▸ **TEXT**
—————
Supported Trilinos packages
The following packages are no longer under active development but are supported for bug fixes.
Basic Linear Algebra Libraries
- Epetra – Widely used and supported linear algebra package.
- AztecOO – ILU-type preconditioner. See also description under “Linear Solvers.”
- IFPACK – Distributed algebraic preconditioner package. Includes incomplete factorizations and relaxation-based preconditioners in domain decomposition framework. Compatible with AztecOO.
- ML – Multilevel, distributed memory algebraic preconditioners. Provides multi-level, multigrid-like preconditioners for distributed linear systems. Compatible with AztecOO.
- Epetra – Provides wrappers for select BLAS and LAPACK routines. See also description under “Basic Linear Algebra Libraries.”
- Pliris – An object-oriented interface to a LU solver for dense matrices on parallel platforms.
- AztecOO – Preconditioned Krylov solver package. Supercedes Aztec 2.1. Solves linear systems of equations via preconditioned Krylov methods. Uses Epetra objects, compatible with IFPACK, ML and Aztec.
- Amesos – Direct solver classes. Supports use of a growing list of third party direct solvers, including DSCPACK, SuperLU, SuperLUDist and UMFPACK. Compatible with Epetra.
Partitioning and Load Balancing
- Isorropia – Isorropia is a partitioning and load balancing package, intended to assist with redistributing objects such as matrices and matrix-graphs in a parallel execution setting, to allow for more efficient computations. Isorropia is primarily an interface to the Zoltan library.
- Zoltan – Zoltan is a toolkit of parallel services for dynamic, unstructured, and.htmlor adaptive simulations. Zoltan provides parallel dynamic load balancing and related services for a wide variety of applications, including finite element methods, matrix operations, particle methods, and crash simulations. Zoltan also provides parallel graph coloring, matrix ordering, unstructured communication tools, and distributed data directories.
Abstract Interfaces and Adapters
- Thyra – Abstract linear solver package. Provides foundation for writing linear and nonlinear abstract numerical algorithms and interfaces to linear solvers and preconditioners (see Stratimikos).
- PyTrilinos – Python interfaces to selected Trilinos packages.
- WebTrilinos – Web interface to experiment with Trilinos through a browser.
- Stratimikos – The package Stratimikos contains a unified set of Thyra-based wrappers to linear solver and preconditioner capabilities in Trilinos. The Stratimikos package is also a place where unified testing of linear solvers and preconditioners can be performed.
- TrilinosCouplings – A collection of interfaces between packages.
- Intrepid – Intrepid is a library of interoperable tools for compatible discretizations of partial differential equations.
- Shards – topology data for mesh-based discretization of differential equations
- MiniTensor – Tools for the manipulation and optimization of small vectors/tensors
- FEI – A general interface for assembling finite-element data into a system of linear equations.
—————
▸ **Stored data entries**
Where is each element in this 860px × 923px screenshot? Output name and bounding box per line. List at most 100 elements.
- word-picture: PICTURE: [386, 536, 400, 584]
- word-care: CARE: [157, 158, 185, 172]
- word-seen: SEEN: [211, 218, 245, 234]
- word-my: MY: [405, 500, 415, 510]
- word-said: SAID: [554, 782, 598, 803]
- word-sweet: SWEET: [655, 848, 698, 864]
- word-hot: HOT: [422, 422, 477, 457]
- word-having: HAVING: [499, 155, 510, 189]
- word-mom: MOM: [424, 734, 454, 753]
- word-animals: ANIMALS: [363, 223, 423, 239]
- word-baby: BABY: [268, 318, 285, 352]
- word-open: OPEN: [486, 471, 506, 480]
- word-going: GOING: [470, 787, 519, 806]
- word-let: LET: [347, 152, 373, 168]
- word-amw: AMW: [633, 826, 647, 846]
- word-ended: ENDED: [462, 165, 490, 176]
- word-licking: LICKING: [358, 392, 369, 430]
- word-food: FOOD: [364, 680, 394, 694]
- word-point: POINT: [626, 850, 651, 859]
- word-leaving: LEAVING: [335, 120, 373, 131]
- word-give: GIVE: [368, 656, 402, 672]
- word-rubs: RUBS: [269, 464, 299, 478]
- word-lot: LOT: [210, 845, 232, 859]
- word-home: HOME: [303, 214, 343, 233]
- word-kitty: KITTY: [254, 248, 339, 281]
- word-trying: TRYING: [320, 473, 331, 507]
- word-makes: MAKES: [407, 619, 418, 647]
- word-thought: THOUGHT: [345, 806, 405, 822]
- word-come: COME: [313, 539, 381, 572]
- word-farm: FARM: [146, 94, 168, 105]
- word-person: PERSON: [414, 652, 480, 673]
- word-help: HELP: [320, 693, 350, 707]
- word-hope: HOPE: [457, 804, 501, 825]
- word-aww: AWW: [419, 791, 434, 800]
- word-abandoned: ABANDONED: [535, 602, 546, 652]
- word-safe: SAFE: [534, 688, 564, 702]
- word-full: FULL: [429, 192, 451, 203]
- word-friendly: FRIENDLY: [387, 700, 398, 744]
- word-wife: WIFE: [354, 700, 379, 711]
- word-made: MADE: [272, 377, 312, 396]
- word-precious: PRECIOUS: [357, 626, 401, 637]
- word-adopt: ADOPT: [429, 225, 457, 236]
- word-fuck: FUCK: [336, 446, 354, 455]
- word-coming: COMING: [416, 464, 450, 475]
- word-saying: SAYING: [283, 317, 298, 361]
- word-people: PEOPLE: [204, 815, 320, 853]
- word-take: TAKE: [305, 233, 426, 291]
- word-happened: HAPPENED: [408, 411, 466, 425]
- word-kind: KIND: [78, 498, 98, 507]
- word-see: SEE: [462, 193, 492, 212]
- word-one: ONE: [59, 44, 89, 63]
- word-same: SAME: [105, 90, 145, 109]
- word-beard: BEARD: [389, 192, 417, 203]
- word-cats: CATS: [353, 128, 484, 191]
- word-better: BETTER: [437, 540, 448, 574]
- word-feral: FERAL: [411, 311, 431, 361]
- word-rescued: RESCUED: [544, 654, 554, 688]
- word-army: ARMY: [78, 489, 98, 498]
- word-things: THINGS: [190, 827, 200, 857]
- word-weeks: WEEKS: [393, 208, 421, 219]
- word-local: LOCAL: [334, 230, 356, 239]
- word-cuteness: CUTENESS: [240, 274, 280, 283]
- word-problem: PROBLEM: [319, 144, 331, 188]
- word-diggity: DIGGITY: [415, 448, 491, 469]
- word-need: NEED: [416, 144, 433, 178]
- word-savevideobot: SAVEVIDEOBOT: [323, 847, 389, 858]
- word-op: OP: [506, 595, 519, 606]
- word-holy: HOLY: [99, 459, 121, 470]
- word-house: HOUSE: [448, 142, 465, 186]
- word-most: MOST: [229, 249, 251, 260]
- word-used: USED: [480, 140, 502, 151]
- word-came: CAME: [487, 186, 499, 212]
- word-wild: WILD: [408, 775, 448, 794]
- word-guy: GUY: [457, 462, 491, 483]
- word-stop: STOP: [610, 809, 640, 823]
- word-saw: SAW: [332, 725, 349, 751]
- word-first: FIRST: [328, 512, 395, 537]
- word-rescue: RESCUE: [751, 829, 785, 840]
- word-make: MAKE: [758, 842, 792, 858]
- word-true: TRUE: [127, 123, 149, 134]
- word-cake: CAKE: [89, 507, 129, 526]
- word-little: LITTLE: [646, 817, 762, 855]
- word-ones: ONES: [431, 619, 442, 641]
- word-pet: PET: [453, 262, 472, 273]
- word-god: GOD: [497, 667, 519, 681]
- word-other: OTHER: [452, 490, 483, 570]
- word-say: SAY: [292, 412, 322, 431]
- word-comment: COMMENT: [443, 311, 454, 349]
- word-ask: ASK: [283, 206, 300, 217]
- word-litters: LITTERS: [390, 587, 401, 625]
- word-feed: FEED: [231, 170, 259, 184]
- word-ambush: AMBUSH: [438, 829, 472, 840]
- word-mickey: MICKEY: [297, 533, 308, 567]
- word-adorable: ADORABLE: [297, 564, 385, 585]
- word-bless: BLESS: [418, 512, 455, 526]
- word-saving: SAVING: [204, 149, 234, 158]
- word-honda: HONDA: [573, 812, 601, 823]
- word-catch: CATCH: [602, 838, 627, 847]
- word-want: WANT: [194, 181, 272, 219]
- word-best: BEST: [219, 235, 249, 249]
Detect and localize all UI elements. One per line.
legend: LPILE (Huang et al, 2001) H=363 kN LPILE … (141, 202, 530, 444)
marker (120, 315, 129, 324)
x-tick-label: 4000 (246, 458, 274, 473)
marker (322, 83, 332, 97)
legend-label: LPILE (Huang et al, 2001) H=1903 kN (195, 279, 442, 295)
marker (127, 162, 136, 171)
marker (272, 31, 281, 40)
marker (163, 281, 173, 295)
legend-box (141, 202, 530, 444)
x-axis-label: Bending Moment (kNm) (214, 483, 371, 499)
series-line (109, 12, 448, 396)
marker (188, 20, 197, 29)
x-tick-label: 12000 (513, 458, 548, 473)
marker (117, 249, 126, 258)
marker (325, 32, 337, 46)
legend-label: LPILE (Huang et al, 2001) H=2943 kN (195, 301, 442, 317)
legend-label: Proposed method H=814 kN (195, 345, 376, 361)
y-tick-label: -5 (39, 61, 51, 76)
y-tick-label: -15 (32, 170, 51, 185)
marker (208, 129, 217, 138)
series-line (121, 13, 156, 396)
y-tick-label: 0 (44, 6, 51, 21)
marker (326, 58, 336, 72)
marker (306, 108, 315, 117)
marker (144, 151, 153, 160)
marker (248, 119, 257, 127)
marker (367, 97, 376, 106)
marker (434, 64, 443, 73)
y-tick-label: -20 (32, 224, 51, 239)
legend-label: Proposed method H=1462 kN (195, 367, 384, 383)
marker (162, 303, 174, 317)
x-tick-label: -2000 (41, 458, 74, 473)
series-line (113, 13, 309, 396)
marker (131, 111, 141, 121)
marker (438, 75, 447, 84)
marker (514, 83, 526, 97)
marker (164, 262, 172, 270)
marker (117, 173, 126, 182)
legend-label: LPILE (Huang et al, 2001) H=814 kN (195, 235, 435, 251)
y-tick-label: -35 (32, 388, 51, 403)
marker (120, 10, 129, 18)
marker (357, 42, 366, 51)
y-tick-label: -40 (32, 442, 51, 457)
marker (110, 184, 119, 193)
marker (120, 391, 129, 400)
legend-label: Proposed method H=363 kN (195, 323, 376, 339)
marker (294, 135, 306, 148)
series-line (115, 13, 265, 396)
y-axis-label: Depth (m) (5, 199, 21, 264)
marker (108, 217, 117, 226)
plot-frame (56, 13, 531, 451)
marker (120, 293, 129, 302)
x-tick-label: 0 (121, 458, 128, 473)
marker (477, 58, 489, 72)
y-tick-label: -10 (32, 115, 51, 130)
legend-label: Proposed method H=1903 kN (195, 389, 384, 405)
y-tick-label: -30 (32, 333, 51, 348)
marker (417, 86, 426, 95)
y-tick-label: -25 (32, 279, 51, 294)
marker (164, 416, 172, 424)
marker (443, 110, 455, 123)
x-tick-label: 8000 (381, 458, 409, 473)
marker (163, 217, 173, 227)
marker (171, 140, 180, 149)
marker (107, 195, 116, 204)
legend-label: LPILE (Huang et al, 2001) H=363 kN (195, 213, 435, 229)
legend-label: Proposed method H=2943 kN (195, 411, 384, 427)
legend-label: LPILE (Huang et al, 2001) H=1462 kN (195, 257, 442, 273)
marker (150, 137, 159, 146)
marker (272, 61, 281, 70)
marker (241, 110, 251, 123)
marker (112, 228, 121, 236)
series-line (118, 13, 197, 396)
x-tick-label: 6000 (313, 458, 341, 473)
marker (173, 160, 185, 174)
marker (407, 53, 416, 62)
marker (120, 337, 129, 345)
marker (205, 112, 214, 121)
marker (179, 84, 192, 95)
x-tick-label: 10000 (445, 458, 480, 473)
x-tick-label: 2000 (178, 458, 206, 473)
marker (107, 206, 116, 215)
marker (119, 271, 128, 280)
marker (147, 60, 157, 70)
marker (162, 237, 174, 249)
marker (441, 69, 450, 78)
—————
▸ **THE PROBLEM**
Duplicate the passage of the text on supported Trilinos packages, starting at "Abstract Interfaces and" and ending at "through a browser.". Rely only on the text about supported Trilinos packages.

▸ **FINISHED TASK**
Abstract Interfaces and Adapters
- Thyra – Abstract linear solver package. Provides foundation for writing linear and nonlinear abstract numerical algorithms and interfaces to linear solvers and preconditioners (see Stratimikos).
- PyTrilinos – Python interfaces to selected Trilinos packages.
- WebTrilinos – Web interface to experiment with Trilinos through a browser.